Copy every line, leaving nothing out and adding nothing.

* begin DATA TO USE *

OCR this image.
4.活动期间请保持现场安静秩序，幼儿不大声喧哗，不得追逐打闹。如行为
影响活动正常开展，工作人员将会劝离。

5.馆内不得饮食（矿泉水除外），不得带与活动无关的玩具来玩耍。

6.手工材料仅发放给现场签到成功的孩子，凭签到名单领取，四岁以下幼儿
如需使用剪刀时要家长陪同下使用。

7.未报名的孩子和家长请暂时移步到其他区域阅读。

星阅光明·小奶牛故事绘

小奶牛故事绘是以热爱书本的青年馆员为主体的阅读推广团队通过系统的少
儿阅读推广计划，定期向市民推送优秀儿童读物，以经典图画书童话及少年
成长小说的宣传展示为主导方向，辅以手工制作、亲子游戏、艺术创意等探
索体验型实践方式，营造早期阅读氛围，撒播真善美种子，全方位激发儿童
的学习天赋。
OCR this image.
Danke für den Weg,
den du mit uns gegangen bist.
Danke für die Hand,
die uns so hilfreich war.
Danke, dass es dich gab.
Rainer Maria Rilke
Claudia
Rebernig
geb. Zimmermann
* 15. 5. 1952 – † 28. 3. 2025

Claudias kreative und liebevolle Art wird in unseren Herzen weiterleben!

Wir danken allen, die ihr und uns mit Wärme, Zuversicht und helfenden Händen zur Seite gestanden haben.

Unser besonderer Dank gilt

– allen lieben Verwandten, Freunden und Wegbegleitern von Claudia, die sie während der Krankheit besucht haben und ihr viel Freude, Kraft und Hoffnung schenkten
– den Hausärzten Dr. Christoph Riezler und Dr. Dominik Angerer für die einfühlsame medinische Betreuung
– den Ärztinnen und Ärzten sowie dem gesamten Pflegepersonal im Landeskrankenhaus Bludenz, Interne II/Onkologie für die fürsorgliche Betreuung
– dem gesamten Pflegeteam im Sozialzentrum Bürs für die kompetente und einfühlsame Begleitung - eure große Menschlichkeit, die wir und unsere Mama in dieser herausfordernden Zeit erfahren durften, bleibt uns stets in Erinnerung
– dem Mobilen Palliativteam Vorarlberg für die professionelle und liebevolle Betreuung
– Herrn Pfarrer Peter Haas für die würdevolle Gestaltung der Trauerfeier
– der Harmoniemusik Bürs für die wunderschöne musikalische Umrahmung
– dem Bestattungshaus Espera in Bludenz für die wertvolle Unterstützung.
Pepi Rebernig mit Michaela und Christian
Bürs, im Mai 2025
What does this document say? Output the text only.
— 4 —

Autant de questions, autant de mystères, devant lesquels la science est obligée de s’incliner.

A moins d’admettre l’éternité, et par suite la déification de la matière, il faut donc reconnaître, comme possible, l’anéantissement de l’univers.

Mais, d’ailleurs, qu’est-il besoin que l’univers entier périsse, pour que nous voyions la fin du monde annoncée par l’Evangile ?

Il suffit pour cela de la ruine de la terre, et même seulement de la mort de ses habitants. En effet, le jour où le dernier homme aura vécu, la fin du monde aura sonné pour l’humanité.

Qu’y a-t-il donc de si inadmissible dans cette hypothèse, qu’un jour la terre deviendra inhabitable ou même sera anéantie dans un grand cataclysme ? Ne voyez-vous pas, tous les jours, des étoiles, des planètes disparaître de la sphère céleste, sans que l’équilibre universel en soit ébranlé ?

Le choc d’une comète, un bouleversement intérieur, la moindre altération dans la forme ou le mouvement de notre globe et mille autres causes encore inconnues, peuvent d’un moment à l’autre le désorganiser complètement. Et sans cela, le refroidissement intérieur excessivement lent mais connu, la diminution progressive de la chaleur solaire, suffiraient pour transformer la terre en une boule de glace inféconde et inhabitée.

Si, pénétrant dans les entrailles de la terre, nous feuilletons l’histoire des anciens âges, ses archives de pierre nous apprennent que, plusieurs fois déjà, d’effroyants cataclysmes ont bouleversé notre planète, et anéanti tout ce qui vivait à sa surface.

* end DATA TO USE *

EXPECTED OUTPUT:
OCR this image.
4.活动期间请保持现场安静秩序，幼儿不大声喧哗，不得追逐打闹。如行为
影响活动正常开展，工作人员将会劝离。

5.馆内不得饮食（矿泉水除外），不得带与活动无关的玩具来玩耍。

6.手工材料仅发放给现场签到成功的孩子，凭签到名单领取，四岁以下幼儿
如需使用剪刀时要家长陪同下使用。

7.未报名的孩子和家长请暂时移步到其他区域阅读。

星阅光明·小奶牛故事绘

小奶牛故事绘是以热爱书本的青年馆员为主体的阅读推广团队通过系统的少
儿阅读推广计划，定期向市民推送优秀儿童读物，以经典图画书童话及少年
成长小说的宣传展示为主导方向，辅以手工制作、亲子游戏、艺术创意等探
索体验型实践方式，营造早期阅读氛围，撒播真善美种子，全方位激发儿童
的学习天赋。
OCR this image.
Danke für den Weg,
den du mit uns gegangen bist.
Danke für die Hand,
die uns so hilfreich war.
Danke, dass es dich gab.
Rainer Maria Rilke
Claudia
Rebernig
geb. Zimmermann
* 15. 5. 1952 – † 28. 3. 2025

Claudias kreative und liebevolle Art wird in unseren Herzen weiterleben!

Wir danken allen, die ihr und uns mit Wärme, Zuversicht und helfenden Händen zur Seite gestanden haben.

Unser besonderer Dank gilt

– allen lieben Verwandten, Freunden und Wegbegleitern von Claudia, die sie während der Krankheit besucht haben und ihr viel Freude, Kraft und Hoffnung schenkten
– den Hausärzten Dr. Christoph Riezler und Dr. Dominik Angerer für die einfühlsame medinische Betreuung
– den Ärztinnen und Ärzten sowie dem gesamten Pflegepersonal im Landeskrankenhaus Bludenz, Interne II/Onkologie für die fürsorgliche Betreuung
– dem gesamten Pflegeteam im Sozialzentrum Bürs für die kompetente und einfühlsame Begleitung - eure große Menschlichkeit, die wir und unsere Mama in dieser herausfordernden Zeit erfahren durften, bleibt uns stets in Erinnerung
– dem Mobilen Palliativteam Vorarlberg für die professionelle und liebevolle Betreuung
– Herrn Pfarrer Peter Haas für die würdevolle Gestaltung der Trauerfeier
– der Harmoniemusik Bürs für die wunderschöne musikalische Umrahmung
– dem Bestattungshaus Espera in Bludenz für die wertvolle Unterstützung.
Pepi Rebernig mit Michaela und Christian
Bürs, im Mai 2025
What does this document say? Output the text only.
— 4 —

Autant de questions, autant de mystères, devant lesquels la science est obligée de s’incliner.

A moins d’admettre l’éternité, et par suite la déification de la matière, il faut donc reconnaître, comme possible, l’anéantissement de l’univers.

Mais, d’ailleurs, qu’est-il besoin que l’univers entier périsse, pour que nous voyions la fin du monde annoncée par l’Evangile ?

Il suffit pour cela de la ruine de la terre, et même seulement de la mort de ses habitants. En effet, le jour où le dernier homme aura vécu, la fin du monde aura sonné pour l’humanité.

Qu’y a-t-il donc de si inadmissible dans cette hypothèse, qu’un jour la terre deviendra inhabitable ou même sera anéantie dans un grand cataclysme ? Ne voyez-vous pas, tous les jours, des étoiles, des planètes disparaître de la sphère céleste, sans que l’équilibre universel en soit ébranlé ?

Le choc d’une comète, un bouleversement intérieur, la moindre altération dans la forme ou le mouvement de notre globe et mille autres causes encore inconnues, peuvent d’un moment à l’autre le désorganiser complètement. Et sans cela, le refroidissement intérieur excessivement lent mais connu, la diminution progressive de la chaleur solaire, suffiraient pour transformer la terre en une boule de glace inféconde et inhabitée.

Si, pénétrant dans les entrailles de la terre, nous feuilletons l’histoire des anciens âges, ses archives de pierre nous apprennent que, plusieurs fois déjà, d’effroyants cataclysmes ont bouleversé notre planète, et anéanti tout ce qui vivait à sa surface.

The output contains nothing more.